- [What is being asked]:
In the data that follows, count the lines in which the word "content" occurs, and report that figure alone.

- [The data]:
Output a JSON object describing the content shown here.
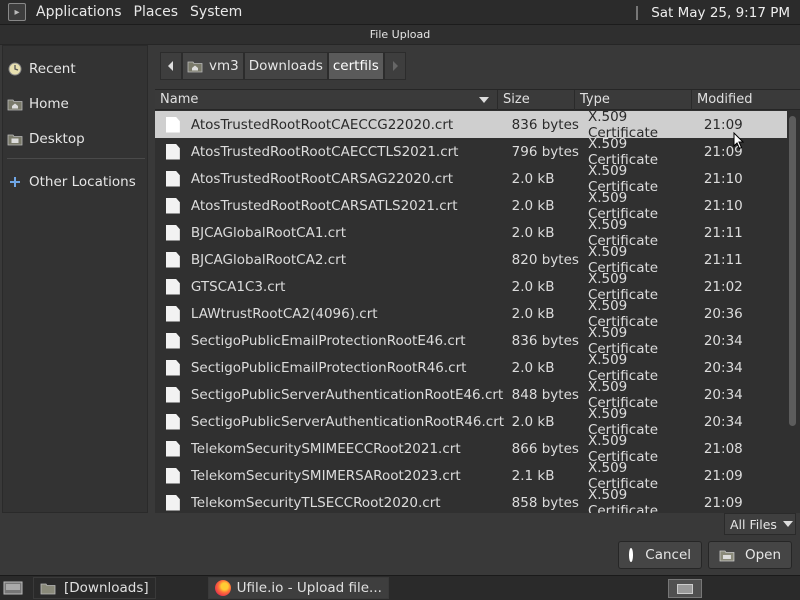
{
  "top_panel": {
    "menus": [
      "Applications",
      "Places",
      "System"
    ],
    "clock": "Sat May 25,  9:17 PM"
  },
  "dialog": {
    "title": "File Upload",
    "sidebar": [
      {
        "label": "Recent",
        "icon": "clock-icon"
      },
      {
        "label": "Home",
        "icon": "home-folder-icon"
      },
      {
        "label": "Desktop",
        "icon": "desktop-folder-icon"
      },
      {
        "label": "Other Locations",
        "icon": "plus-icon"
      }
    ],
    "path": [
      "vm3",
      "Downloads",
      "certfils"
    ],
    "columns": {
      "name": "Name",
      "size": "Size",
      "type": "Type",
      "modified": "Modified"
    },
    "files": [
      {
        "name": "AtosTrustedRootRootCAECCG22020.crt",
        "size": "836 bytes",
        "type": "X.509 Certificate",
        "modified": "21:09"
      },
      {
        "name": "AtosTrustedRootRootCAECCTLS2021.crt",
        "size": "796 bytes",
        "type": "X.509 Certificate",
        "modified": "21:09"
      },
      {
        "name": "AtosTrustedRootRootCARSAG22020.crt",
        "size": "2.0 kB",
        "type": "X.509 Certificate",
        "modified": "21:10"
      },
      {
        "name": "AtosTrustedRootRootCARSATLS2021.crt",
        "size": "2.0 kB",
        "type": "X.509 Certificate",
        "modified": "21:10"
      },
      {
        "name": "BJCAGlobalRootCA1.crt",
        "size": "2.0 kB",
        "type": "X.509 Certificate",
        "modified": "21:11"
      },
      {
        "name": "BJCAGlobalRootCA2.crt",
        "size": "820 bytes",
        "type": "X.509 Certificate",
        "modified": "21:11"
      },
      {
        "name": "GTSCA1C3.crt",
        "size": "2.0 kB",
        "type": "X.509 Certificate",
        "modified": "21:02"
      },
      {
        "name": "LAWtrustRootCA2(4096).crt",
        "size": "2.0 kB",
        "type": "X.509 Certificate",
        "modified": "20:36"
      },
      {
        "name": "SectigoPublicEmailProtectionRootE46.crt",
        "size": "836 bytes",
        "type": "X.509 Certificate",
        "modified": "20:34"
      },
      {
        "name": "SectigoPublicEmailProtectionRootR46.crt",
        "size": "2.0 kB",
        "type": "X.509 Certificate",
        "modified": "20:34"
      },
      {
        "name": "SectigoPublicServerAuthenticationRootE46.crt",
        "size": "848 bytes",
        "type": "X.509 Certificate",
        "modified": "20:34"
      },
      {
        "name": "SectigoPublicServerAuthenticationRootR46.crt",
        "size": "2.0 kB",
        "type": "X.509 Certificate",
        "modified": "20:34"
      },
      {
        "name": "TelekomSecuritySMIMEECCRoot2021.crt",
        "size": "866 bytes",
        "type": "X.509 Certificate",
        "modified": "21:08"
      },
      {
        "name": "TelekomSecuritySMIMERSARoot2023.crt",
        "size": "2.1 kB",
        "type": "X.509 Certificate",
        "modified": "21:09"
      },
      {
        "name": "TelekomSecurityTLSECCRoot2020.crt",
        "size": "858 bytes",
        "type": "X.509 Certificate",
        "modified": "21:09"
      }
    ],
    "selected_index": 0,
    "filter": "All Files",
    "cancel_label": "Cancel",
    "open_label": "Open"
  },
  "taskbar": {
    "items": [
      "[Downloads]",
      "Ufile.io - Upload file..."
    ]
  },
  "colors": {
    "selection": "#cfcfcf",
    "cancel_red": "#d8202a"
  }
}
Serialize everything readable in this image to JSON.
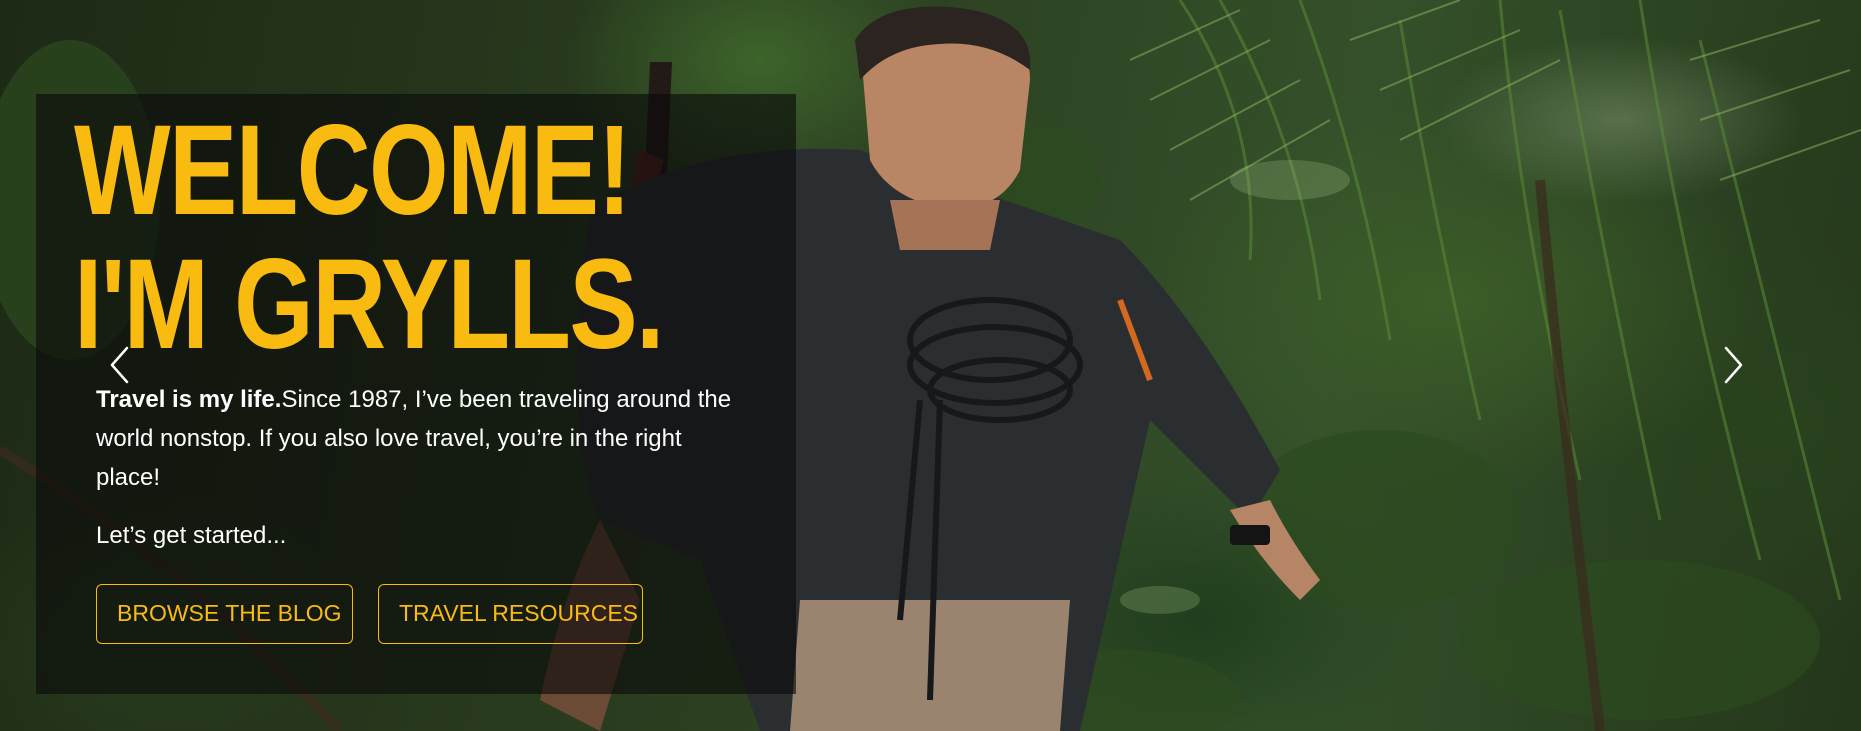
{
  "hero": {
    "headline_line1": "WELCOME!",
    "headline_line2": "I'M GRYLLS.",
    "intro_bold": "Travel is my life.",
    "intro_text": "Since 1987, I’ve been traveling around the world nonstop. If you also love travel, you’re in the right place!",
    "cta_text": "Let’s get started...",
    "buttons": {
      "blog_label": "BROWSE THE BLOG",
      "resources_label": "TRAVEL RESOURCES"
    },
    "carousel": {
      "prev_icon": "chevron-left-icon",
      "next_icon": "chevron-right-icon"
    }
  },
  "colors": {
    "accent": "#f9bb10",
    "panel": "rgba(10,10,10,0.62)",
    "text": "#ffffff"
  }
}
---
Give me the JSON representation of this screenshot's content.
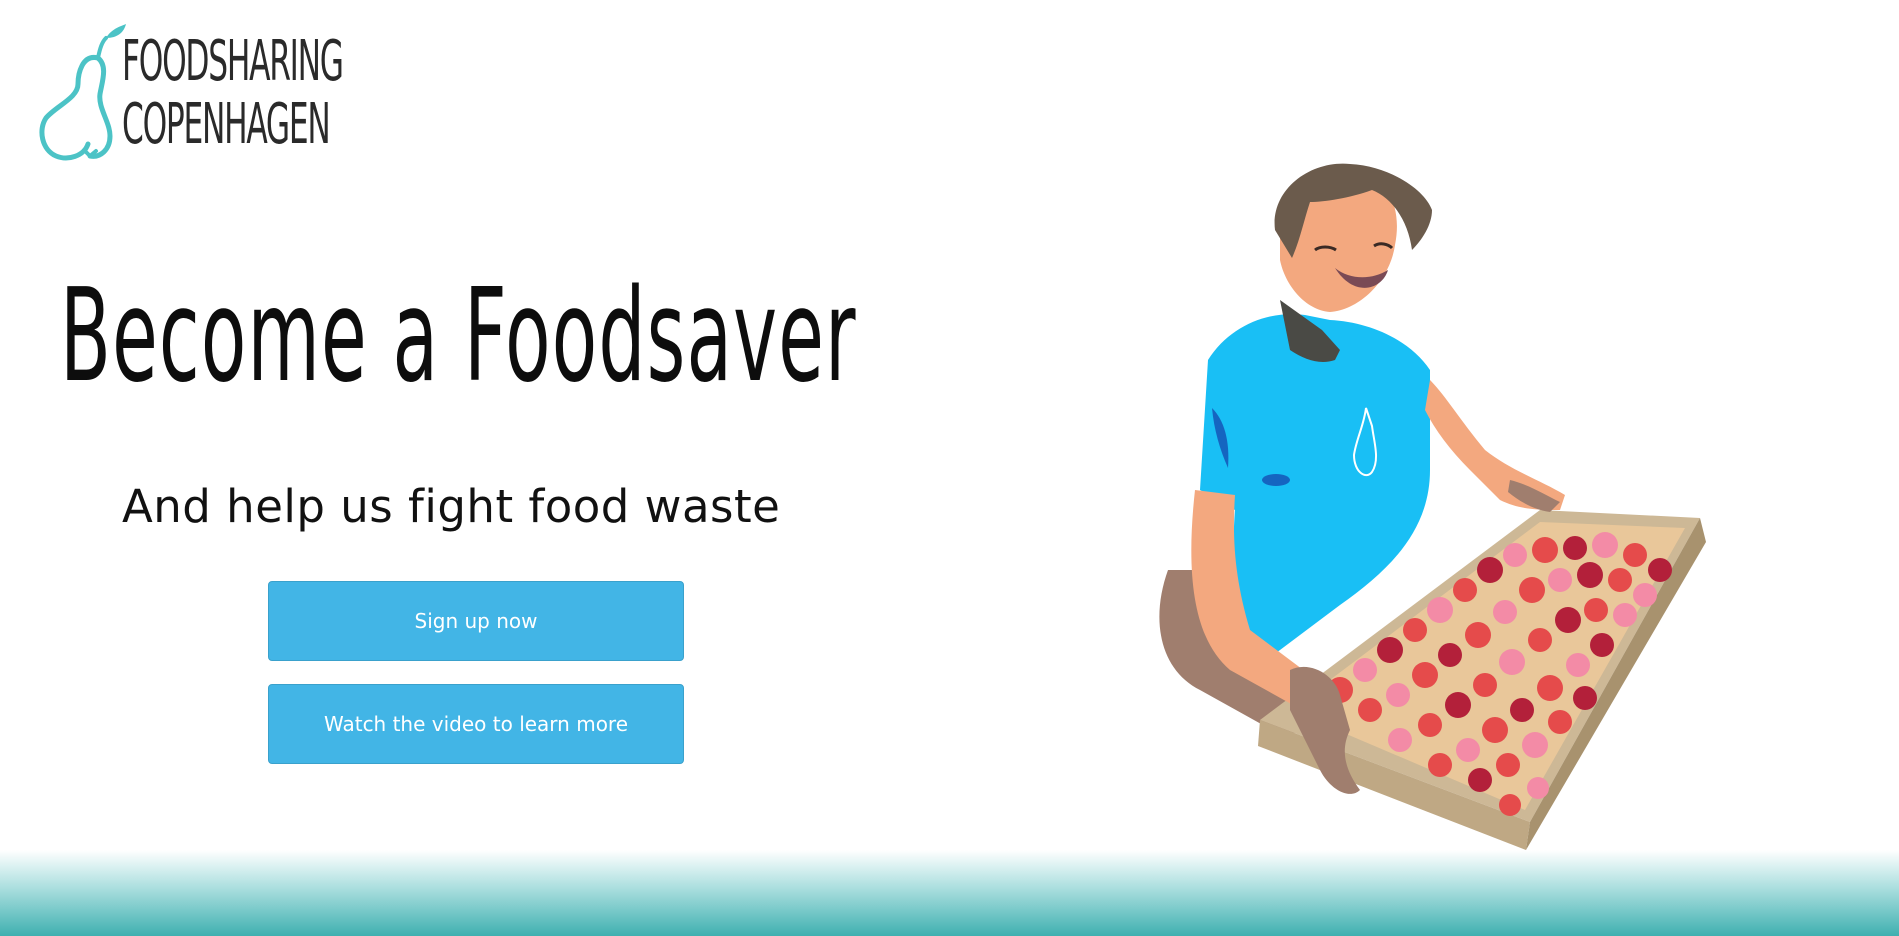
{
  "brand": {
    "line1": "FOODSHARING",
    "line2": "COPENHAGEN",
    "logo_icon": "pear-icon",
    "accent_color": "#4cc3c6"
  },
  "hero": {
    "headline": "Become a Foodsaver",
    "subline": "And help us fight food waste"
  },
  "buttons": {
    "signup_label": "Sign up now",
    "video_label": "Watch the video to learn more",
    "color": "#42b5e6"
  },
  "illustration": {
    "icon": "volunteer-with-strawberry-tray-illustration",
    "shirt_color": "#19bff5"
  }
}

- [Task solution]:
2